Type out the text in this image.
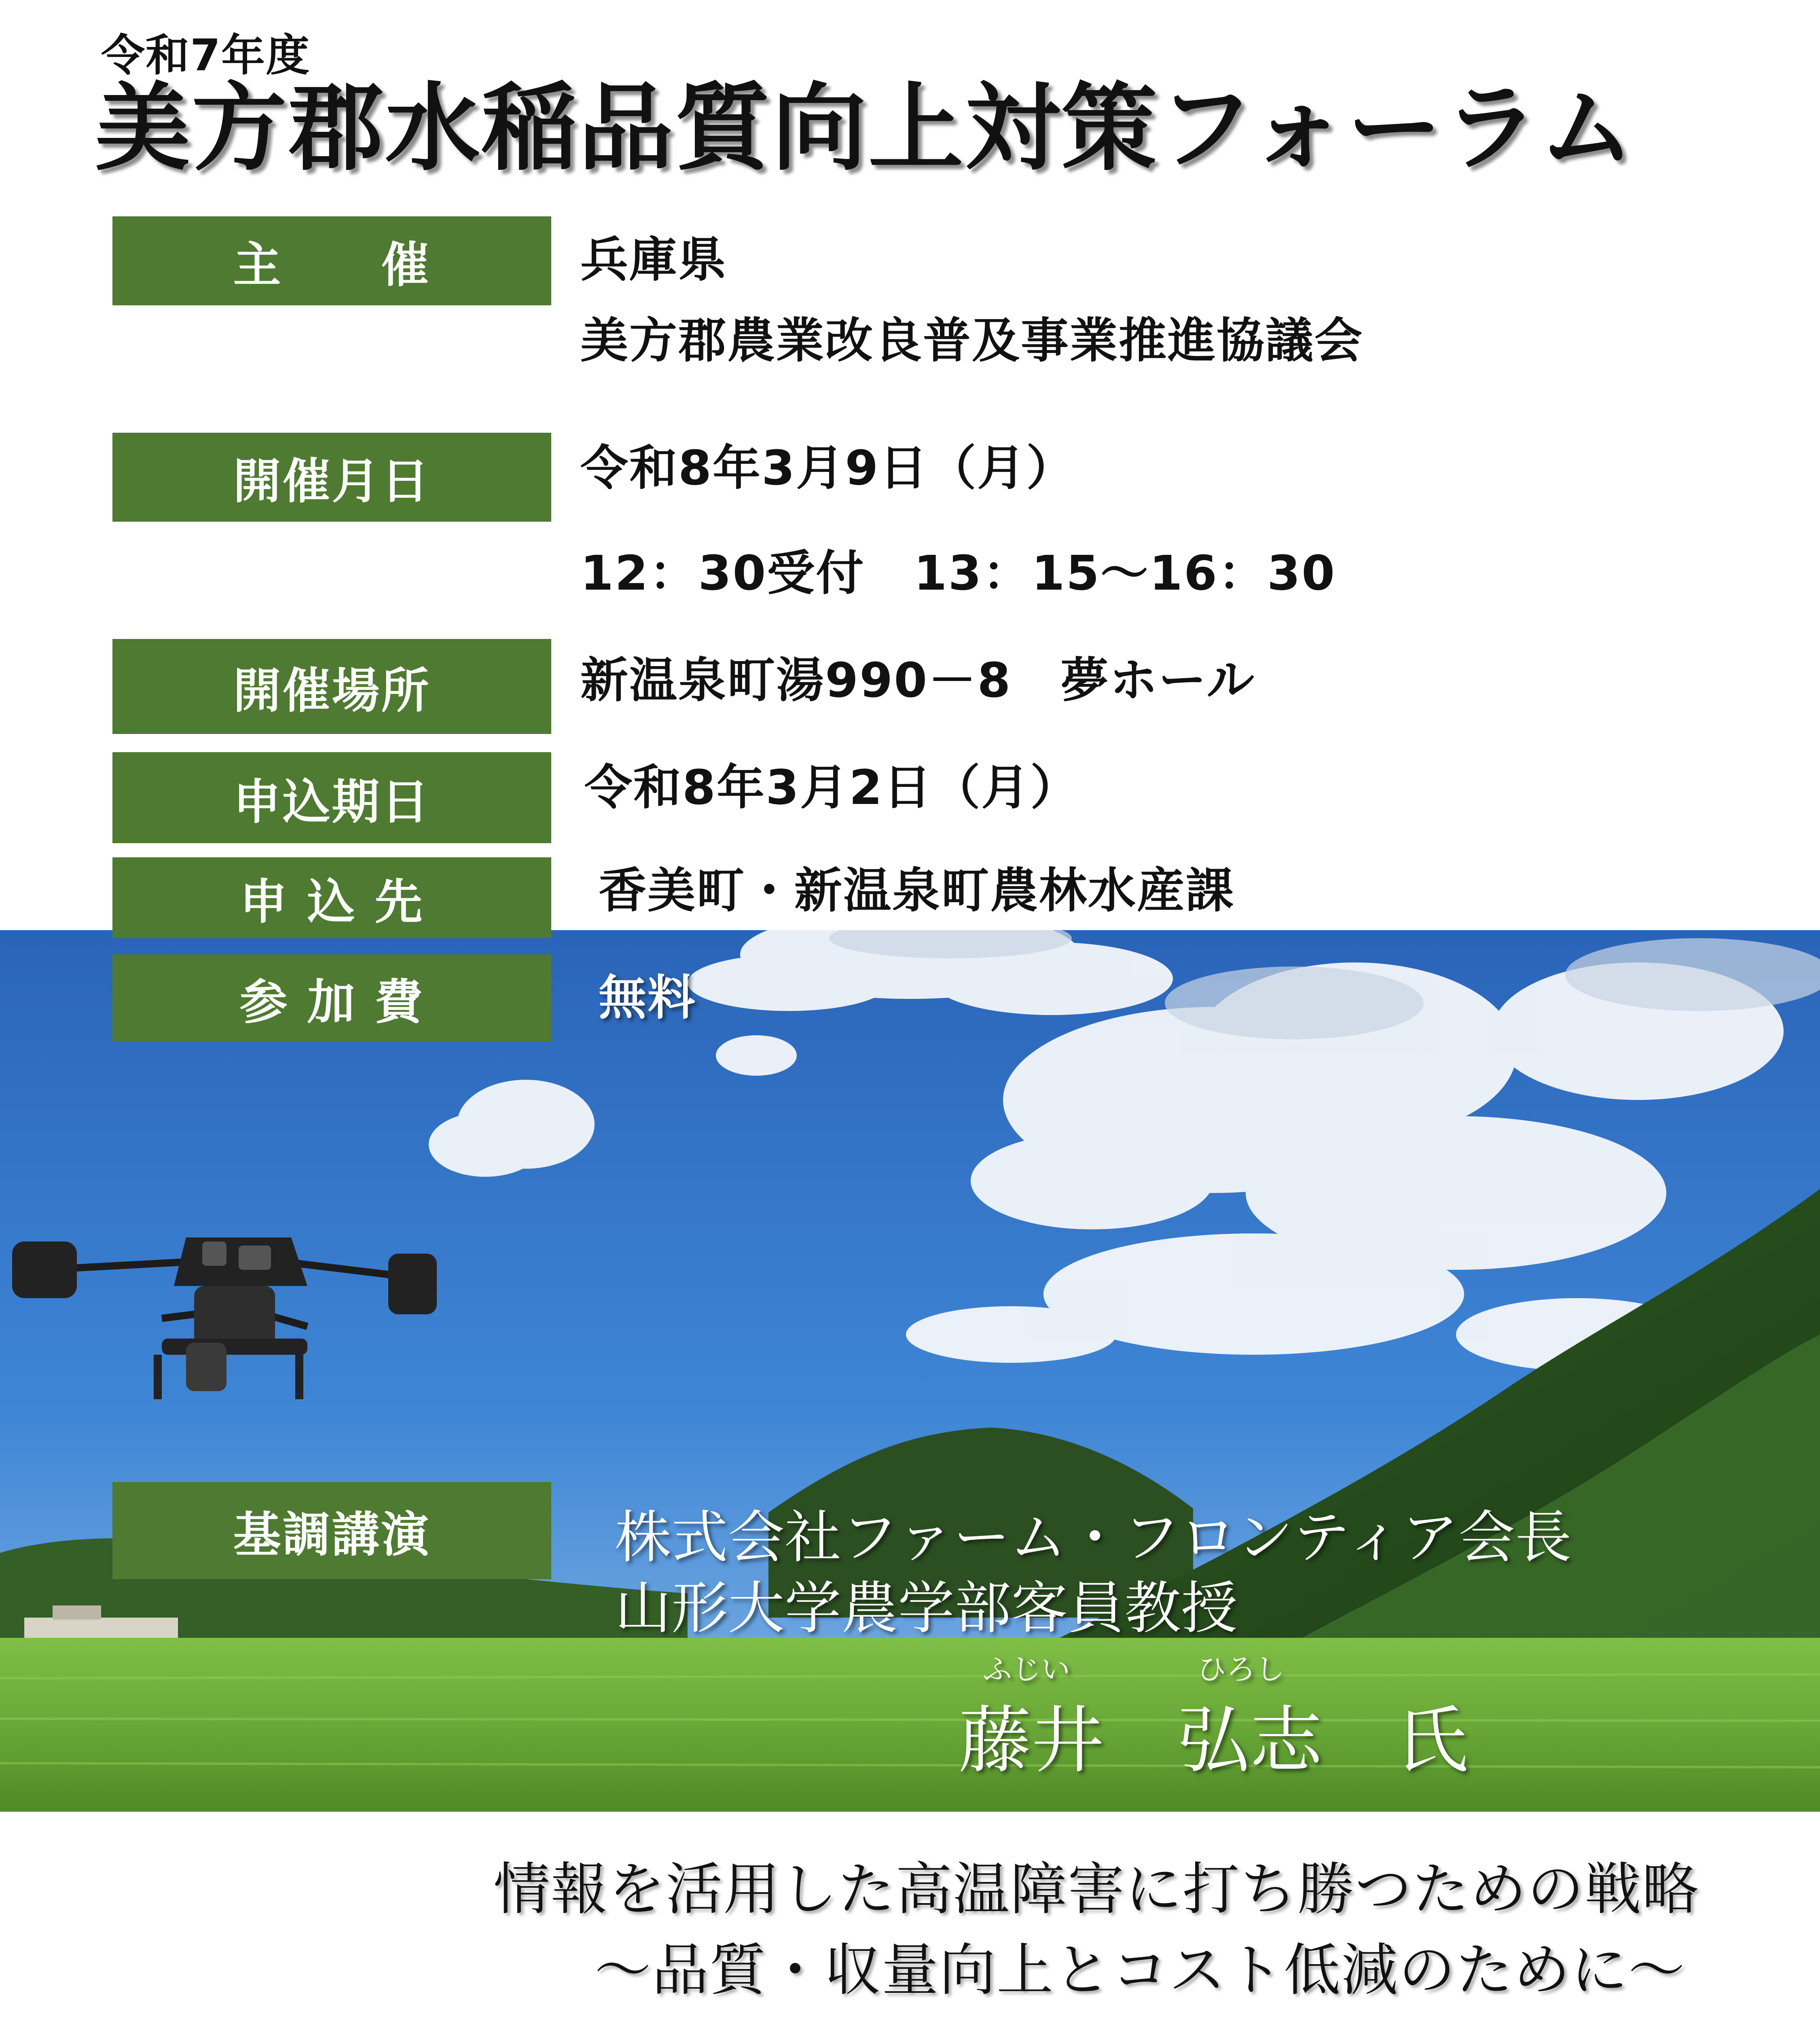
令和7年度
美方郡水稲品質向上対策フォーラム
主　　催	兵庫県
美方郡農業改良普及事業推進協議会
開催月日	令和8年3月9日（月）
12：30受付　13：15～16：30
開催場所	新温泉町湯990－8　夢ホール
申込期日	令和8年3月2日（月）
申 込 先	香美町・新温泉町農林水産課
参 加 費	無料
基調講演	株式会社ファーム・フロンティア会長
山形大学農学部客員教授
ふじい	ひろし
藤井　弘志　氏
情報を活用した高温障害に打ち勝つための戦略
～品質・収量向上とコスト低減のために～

**Problem details**.
Copy all the records above exactly, but leave out the pictures.

**The completed task**.
Type out the text in this image.
令和7年度
美方郡水稲品質向上対策フォーラム
主　　催	兵庫県
美方郡農業改良普及事業推進協議会
開催月日	令和8年3月9日（月）
12：30受付　13：15～16：30
開催場所	新温泉町湯990－8　夢ホール
申込期日	令和8年3月2日（月）
申 込 先	香美町・新温泉町農林水産課
参 加 費	無料
基調講演	株式会社ファーム・フロンティア会長
山形大学農学部客員教授
ふじい	ひろし
藤井　弘志　氏
情報を活用した高温障害に打ち勝つための戦略
～品質・収量向上とコスト低減のために～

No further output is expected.